** Set task **
Please rewrite everything in the citations notebook from "crossref_df['subj_doi'] = crossref_doi_list" down to "temp = url.split('/')", changing each occurrence of "crossref_doi_list" to "doi_values".

##### Selected text #####

### NERC dataset citations - part 2
Takes results from nerc_dataset_citations_part1.ipynb, 
Process and merge the results.
Produces a csv and json with details of the citations for NERC published datasets.

In [None]:
import requests, time, json, re, datetime, os, sys
import numpy as np
import pandas as pd
from math import ceil
from datetime import date

In [None]:
scholex_df = pd.read_csv("Results/Intermediate data/latest_results_scholix.csv")
crossref_df = pd.read_csv("Results/Intermediate data/latest_results_crossRef.csv")
datacite_df = pd.read_csv("Results/Intermediate data/latest_results_dataCite.csv")


In [None]:
## Remove https bits from crossref df DOIs
# remove url bit from subj_id
crossref_doi_list = []
for url in crossref_df['subj_id']:
    doi = url.replace('https://doi.org/','')
    crossref_doi_list.append(doi)
crossref_df['subj_doi'] = crossref_doi_list

# remove url bit from 'obj_id'
crossref_doi_list = []
for url in crossref_df['obj_id']:
    temp = url.split('/')
    crossref_doi_list.append(temp[3] + "/" + temp[4])
crossref_df['obj_doi'] = crossref_doi_list

In [None]:
# process the three dataframes make columns match
# columns should be:
# can add event_source, dates, publication_publisher columns later
newColumns = ['data_publisher', 'data_doi', 'data_title', 'data_authors', 'relation_type_id', 'publication_doi', 'publication_type', 'publication_title', 'publication_authors']

crossref_column_list = [crossref_df['dataset_publisher_processed'],crossref_df['obj_doi'],crossref_df['dataset_Title'],crossref_df['dataset_authors'],crossref_df['relation_type_id'],crossref_df['subj_doi'],crossref_df['subj_work_type_id'],crossref_df['pub_Title'],crossref_df['pub_authors']]
crossref_df_newColumns = pd.concat(crossref_column_list, axis = 1)

##### Supplied records #####

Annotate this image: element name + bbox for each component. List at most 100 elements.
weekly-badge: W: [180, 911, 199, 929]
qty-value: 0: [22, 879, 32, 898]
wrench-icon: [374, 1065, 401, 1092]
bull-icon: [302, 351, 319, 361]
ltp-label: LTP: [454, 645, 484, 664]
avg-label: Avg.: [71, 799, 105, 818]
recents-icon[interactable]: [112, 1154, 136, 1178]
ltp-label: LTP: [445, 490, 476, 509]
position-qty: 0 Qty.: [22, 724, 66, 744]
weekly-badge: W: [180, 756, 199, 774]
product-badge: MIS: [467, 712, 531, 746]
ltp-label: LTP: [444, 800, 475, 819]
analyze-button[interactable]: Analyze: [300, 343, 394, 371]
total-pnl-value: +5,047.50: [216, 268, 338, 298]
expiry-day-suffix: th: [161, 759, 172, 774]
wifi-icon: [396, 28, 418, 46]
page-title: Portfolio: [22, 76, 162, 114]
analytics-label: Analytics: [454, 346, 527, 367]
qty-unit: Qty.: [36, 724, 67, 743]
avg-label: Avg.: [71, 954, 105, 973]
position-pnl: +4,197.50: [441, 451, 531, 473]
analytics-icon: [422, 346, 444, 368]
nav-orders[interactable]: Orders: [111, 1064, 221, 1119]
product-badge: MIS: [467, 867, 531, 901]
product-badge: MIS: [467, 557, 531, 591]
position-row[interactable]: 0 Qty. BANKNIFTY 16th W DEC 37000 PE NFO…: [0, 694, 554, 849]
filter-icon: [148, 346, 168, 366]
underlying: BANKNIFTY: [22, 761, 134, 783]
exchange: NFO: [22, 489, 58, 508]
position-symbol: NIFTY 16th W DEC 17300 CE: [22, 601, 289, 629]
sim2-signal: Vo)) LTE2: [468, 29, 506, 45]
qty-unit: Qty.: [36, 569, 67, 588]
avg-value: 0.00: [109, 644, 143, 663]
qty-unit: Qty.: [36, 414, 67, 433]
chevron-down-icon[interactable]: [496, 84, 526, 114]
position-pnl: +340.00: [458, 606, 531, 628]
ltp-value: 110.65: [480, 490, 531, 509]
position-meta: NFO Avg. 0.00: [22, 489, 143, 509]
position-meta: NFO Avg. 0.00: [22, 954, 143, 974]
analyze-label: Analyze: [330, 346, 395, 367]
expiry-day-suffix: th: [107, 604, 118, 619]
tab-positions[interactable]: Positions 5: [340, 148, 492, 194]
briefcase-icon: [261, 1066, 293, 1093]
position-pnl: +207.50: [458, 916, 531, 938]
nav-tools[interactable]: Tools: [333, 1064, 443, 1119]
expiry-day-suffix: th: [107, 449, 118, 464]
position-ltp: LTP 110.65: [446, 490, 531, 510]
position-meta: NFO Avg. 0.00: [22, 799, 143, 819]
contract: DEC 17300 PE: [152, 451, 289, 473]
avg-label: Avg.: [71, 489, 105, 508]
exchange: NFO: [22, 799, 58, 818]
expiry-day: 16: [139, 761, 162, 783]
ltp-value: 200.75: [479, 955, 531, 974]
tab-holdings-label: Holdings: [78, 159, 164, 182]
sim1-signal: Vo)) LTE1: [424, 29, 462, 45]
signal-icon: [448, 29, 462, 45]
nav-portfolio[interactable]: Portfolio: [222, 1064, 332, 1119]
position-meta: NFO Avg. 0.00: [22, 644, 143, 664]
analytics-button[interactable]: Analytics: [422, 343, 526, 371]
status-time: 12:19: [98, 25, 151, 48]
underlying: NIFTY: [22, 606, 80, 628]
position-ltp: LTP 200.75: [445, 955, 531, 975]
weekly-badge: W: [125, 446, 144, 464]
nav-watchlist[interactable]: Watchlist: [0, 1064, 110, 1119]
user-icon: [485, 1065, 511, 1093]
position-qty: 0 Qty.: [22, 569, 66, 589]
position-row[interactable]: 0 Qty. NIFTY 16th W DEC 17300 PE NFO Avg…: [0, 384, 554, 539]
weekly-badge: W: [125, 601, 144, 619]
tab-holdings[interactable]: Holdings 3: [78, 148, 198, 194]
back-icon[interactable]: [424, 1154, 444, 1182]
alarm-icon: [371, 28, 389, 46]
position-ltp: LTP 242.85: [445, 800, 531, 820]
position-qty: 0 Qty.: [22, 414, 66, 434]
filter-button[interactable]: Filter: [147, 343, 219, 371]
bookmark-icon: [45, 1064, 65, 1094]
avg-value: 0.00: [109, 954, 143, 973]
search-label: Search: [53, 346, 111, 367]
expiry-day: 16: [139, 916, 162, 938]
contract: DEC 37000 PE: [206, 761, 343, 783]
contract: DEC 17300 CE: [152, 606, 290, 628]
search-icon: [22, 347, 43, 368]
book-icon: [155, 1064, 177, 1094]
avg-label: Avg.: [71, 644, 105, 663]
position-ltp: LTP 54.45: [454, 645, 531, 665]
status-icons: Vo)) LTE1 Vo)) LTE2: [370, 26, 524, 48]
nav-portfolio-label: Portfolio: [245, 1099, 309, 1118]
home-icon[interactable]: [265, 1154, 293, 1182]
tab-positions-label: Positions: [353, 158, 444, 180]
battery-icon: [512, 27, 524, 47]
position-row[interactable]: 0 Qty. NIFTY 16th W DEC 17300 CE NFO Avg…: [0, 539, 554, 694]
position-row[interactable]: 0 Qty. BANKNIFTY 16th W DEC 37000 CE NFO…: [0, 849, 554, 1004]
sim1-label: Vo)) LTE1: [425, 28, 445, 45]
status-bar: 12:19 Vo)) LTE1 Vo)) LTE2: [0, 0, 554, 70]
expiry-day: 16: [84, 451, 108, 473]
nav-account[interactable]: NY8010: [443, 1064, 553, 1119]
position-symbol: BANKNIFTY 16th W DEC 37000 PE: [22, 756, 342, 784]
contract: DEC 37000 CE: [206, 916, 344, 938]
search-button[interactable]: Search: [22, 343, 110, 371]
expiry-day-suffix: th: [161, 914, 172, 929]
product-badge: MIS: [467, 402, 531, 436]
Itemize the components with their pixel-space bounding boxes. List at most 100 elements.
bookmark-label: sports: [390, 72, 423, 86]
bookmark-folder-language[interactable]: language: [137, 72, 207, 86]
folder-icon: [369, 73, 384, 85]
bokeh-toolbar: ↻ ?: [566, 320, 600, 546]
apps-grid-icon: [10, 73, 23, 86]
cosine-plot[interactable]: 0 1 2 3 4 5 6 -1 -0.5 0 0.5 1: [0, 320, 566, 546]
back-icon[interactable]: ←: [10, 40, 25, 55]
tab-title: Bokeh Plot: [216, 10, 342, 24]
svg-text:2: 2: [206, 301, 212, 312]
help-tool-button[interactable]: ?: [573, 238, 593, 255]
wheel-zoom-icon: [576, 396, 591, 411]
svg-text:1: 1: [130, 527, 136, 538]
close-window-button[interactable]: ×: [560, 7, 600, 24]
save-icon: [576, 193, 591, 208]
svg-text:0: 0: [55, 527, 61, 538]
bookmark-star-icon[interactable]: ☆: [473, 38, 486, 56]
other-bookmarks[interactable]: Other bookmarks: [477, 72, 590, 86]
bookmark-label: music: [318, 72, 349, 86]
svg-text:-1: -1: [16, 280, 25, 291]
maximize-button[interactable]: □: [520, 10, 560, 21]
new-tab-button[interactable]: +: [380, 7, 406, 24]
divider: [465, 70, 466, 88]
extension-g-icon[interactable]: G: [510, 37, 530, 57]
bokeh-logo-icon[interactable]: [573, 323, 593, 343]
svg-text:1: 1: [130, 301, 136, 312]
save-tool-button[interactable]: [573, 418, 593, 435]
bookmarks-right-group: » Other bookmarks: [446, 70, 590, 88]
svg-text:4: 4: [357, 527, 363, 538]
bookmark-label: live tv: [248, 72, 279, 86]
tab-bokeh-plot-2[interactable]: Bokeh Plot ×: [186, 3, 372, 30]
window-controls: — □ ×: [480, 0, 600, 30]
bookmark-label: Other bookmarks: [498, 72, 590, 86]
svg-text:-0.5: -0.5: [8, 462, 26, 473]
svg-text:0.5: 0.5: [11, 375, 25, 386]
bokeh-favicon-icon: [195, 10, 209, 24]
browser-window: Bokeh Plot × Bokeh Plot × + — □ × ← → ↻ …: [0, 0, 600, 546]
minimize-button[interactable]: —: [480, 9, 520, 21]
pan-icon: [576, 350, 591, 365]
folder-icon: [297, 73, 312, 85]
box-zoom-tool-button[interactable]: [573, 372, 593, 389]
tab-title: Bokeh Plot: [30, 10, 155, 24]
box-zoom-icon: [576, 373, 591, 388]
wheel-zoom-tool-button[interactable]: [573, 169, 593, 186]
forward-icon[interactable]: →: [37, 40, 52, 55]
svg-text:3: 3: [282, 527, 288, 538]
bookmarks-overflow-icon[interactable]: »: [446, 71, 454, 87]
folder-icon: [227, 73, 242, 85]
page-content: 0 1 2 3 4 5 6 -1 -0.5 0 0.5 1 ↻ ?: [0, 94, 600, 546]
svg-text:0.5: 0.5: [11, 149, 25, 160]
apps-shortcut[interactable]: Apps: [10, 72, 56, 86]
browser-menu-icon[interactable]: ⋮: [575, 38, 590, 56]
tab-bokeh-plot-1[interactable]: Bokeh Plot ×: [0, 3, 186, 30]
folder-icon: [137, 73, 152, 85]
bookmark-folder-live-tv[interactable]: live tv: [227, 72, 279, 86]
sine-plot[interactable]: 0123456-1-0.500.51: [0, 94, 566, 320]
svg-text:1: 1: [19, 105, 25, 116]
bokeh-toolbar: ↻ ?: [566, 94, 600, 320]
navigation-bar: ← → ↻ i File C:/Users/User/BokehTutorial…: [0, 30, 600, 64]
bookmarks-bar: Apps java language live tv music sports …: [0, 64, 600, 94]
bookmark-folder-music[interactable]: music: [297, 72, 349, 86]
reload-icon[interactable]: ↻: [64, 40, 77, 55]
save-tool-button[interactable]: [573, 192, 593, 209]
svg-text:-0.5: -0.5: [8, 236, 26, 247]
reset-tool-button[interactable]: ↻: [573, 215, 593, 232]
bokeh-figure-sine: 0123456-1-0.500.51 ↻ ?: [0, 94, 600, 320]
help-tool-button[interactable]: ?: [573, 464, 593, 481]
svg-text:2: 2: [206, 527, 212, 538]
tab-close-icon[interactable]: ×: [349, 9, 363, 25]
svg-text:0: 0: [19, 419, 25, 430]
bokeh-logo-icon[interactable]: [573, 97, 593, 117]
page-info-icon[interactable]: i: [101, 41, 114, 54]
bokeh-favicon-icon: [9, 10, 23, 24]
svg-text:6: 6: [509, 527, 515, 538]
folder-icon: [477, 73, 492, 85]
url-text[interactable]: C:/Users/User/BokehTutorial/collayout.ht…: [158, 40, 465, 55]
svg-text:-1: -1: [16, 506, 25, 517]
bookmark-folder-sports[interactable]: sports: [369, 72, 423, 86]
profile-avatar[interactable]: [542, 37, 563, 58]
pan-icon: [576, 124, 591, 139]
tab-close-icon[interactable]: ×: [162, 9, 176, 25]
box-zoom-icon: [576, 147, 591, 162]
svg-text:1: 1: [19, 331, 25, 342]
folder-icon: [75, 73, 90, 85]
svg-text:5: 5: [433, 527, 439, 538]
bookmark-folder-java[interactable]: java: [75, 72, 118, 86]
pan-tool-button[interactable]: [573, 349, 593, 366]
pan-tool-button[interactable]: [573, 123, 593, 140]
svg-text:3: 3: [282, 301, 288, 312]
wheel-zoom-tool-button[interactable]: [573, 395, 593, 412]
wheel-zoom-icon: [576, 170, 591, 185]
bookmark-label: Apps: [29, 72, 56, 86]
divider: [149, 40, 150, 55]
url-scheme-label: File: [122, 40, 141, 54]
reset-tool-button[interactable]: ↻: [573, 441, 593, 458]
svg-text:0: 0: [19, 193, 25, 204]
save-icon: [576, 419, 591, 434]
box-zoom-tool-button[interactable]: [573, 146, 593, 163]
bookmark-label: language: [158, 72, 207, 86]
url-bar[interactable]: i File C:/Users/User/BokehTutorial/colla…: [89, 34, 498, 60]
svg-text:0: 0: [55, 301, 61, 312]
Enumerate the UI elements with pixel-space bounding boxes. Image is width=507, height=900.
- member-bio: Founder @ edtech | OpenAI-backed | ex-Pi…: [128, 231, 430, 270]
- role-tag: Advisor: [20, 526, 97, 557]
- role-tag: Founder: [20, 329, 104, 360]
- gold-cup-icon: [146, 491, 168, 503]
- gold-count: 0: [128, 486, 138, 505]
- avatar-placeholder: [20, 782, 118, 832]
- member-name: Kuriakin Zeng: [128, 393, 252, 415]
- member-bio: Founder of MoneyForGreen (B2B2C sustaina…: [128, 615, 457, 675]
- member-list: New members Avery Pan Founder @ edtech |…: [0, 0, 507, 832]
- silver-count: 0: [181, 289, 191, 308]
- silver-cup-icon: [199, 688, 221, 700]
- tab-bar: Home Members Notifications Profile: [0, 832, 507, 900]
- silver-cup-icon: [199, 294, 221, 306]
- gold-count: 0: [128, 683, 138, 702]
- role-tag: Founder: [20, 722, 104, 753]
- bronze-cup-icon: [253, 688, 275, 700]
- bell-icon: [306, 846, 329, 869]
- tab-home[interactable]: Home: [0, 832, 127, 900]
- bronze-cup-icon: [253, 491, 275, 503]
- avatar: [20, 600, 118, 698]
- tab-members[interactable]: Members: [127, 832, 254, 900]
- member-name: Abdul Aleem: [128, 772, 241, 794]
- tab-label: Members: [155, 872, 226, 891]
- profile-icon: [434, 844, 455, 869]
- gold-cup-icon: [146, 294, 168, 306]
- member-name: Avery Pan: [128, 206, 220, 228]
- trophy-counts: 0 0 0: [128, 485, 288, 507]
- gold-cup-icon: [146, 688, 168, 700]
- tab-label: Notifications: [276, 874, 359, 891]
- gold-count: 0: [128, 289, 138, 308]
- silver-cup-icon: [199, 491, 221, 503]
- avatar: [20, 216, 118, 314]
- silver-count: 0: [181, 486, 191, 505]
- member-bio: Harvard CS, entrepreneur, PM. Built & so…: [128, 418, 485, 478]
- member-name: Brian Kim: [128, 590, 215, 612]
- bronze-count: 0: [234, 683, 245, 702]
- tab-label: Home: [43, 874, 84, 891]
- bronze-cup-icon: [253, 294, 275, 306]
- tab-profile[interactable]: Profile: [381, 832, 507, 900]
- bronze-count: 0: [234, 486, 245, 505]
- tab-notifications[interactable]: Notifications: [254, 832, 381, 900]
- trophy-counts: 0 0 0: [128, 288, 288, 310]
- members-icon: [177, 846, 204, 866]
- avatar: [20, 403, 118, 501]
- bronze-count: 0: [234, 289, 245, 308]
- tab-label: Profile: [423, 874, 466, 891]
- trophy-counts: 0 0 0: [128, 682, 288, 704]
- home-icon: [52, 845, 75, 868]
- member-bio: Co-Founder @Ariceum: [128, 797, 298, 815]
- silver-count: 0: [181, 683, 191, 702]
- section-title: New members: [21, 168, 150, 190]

#####

** The result **
crossref_df['subj_doi'] = doi_values

# remove url bit from 'obj_id'
doi_values = []
for url in crossref_df['obj_id']:
    temp = url.split('/')